> [SUPPLIED INFORMATION]
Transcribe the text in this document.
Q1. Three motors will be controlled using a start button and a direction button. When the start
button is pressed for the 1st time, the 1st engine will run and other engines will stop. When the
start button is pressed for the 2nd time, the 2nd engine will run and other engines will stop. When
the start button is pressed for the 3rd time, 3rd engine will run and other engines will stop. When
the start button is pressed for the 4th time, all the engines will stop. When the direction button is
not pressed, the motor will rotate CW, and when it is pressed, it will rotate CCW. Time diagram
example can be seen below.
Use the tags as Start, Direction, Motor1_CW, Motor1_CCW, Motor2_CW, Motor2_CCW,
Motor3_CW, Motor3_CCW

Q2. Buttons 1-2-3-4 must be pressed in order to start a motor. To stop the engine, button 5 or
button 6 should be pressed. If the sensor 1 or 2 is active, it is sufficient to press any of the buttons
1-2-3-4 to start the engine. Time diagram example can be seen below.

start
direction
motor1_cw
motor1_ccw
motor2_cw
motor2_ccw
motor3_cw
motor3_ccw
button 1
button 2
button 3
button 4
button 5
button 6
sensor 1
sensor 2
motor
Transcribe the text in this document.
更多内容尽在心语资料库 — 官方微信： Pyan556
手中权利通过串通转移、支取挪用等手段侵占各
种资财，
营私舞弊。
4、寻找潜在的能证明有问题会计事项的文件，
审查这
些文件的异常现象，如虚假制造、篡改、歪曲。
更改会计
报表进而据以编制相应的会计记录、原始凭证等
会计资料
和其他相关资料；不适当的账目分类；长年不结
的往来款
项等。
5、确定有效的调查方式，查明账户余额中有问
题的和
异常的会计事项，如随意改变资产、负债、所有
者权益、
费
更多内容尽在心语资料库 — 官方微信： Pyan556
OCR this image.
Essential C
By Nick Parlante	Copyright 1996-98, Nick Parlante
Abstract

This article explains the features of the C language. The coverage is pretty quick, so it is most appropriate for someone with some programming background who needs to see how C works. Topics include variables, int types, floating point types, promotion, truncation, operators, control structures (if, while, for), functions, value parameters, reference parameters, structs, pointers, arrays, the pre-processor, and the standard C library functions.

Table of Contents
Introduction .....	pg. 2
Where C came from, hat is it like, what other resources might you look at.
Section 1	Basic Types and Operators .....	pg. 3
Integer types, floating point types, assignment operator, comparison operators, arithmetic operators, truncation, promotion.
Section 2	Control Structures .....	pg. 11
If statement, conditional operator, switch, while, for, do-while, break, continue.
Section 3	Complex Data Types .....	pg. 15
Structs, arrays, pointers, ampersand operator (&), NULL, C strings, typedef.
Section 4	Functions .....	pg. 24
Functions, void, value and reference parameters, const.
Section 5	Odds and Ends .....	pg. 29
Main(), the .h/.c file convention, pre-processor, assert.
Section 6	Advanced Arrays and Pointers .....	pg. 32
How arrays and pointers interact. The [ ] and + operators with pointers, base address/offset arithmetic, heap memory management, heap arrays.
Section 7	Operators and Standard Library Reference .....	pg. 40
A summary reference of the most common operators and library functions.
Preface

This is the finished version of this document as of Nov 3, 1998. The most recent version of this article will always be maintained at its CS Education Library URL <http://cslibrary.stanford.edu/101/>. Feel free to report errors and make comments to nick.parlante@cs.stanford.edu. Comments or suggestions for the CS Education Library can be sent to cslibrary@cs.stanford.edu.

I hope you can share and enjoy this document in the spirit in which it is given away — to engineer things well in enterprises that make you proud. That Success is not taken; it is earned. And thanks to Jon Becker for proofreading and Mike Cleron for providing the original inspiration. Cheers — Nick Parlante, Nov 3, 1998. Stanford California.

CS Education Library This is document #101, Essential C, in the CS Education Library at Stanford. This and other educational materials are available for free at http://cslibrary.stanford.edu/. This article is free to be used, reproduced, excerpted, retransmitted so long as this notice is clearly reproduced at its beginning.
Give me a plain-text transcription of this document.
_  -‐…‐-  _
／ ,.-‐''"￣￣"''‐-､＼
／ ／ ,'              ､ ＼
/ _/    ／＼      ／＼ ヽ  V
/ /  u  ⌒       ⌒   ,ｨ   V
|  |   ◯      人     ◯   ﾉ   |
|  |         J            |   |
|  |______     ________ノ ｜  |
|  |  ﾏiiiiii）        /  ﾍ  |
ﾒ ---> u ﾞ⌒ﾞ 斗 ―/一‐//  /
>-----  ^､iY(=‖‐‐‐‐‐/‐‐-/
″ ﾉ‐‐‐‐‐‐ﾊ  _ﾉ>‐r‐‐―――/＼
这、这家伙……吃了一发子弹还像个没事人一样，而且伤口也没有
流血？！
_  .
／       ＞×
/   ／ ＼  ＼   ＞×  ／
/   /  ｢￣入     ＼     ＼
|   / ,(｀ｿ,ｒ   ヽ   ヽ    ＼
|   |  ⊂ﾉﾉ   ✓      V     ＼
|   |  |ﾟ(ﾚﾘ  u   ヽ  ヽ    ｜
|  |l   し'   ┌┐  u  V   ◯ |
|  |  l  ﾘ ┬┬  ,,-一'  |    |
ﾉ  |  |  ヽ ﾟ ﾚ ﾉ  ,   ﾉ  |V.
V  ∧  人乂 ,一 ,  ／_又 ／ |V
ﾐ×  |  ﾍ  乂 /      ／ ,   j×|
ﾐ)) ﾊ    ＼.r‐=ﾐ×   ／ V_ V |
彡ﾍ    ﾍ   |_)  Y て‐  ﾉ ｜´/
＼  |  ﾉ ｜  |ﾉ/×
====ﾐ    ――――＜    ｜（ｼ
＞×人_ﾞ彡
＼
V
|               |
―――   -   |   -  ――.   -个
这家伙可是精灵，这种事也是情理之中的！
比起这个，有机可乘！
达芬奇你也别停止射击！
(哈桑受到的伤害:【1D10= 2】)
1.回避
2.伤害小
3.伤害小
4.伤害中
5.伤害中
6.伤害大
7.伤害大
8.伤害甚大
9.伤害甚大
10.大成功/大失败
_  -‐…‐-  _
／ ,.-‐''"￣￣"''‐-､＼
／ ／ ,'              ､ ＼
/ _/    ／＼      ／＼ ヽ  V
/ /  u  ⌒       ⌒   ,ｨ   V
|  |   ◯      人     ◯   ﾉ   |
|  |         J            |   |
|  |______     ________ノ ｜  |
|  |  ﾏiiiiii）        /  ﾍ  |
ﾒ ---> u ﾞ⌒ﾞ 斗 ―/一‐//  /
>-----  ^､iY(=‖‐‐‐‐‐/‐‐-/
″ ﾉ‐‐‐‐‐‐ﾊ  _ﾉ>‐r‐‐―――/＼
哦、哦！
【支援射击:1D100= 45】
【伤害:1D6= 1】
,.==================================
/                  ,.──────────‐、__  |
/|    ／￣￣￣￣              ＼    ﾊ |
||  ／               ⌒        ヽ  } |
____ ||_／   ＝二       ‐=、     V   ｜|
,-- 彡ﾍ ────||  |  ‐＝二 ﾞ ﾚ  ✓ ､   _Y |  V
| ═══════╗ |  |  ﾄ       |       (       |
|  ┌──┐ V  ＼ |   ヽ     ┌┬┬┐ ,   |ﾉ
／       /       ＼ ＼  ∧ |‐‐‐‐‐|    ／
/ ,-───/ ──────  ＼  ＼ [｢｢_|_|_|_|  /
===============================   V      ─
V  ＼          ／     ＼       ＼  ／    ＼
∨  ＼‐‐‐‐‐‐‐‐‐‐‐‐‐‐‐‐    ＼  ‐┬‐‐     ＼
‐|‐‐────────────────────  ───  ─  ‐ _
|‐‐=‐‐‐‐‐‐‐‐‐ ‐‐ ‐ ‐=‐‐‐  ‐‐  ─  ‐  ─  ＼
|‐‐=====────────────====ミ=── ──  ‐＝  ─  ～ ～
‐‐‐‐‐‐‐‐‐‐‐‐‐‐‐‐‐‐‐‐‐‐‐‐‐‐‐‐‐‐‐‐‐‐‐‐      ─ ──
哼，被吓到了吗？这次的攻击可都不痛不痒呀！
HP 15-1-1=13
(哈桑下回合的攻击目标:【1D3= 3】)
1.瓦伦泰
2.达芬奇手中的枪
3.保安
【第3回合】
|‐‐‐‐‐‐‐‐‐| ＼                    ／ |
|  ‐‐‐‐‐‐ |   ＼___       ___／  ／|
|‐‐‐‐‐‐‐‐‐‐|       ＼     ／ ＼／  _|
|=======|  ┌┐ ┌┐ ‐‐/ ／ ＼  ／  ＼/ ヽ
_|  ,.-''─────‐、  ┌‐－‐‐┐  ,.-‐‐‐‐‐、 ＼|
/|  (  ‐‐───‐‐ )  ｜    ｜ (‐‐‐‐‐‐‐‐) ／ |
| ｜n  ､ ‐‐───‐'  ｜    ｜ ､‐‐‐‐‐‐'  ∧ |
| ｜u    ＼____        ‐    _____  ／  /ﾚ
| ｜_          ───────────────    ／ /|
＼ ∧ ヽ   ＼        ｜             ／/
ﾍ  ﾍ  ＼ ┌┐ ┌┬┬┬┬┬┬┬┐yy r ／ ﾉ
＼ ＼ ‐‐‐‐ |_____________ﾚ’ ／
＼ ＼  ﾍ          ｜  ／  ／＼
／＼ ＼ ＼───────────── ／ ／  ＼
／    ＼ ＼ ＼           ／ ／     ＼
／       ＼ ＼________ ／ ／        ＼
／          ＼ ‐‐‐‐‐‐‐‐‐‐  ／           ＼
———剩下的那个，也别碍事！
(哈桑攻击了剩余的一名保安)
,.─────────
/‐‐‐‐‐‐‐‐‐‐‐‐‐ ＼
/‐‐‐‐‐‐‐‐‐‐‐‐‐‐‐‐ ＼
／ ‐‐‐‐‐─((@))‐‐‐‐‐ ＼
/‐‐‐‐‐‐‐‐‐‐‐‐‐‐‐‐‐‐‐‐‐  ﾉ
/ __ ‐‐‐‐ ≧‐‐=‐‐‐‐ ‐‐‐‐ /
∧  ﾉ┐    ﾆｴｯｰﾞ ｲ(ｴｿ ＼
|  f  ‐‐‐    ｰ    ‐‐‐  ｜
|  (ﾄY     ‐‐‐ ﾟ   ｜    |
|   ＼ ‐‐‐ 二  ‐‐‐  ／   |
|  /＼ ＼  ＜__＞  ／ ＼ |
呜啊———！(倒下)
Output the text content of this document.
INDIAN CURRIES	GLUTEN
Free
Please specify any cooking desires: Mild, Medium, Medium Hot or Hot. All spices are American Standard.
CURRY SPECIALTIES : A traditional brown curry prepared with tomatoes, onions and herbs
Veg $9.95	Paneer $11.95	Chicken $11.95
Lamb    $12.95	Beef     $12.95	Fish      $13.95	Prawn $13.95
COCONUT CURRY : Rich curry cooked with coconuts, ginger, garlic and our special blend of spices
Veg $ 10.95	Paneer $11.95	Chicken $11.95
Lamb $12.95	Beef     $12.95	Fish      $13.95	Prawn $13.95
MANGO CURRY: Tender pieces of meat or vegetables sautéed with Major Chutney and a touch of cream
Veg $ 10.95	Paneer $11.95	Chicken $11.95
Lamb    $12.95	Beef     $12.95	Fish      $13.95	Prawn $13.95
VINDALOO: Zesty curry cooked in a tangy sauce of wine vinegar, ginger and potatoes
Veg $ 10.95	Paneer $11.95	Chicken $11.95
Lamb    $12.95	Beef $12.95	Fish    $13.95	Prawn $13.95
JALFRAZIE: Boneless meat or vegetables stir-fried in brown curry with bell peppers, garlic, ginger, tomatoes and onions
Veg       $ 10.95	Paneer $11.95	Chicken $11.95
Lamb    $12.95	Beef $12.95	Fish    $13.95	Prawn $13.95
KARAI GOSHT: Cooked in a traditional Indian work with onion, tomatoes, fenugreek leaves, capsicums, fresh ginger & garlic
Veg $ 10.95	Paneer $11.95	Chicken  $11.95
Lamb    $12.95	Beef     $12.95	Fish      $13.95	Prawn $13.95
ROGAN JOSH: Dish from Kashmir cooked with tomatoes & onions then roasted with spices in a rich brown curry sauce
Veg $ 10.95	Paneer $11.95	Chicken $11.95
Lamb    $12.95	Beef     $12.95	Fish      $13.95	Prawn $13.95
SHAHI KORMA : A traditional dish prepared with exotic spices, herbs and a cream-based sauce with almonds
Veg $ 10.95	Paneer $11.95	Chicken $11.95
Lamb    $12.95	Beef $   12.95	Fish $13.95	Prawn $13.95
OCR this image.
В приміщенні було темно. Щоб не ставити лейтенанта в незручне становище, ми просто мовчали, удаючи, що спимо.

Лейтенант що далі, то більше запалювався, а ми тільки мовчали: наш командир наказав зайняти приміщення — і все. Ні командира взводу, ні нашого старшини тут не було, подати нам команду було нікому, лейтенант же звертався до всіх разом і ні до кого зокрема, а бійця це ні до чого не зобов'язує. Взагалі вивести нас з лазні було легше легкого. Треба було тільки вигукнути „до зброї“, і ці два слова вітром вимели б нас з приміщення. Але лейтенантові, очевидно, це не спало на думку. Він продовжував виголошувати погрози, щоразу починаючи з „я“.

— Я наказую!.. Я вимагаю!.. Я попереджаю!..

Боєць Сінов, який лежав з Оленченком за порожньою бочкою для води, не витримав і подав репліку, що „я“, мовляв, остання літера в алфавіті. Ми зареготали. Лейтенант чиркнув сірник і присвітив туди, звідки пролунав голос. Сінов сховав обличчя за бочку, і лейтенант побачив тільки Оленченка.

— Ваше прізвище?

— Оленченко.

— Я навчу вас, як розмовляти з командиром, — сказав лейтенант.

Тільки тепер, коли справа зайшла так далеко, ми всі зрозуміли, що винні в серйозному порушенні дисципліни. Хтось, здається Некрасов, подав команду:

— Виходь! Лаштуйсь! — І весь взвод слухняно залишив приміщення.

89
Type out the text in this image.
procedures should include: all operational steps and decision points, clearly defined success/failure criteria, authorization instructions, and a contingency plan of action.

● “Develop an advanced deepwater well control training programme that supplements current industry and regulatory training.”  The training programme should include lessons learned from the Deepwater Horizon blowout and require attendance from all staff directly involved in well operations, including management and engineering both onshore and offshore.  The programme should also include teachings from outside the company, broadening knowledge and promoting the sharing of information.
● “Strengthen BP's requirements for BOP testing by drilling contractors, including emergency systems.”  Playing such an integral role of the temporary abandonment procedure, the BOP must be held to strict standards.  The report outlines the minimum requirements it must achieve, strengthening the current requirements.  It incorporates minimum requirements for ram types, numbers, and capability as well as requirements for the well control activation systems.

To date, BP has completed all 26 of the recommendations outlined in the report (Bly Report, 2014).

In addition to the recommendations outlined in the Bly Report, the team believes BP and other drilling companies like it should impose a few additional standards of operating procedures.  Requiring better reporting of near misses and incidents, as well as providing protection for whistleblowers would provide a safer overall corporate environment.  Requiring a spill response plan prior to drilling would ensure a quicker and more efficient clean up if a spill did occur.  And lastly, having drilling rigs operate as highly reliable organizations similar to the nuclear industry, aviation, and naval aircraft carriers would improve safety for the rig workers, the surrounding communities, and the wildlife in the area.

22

> [WHAT TO DO] Give nothing but the number of lines containing the string "cream".

> [WRITTEN RESPONSE] 2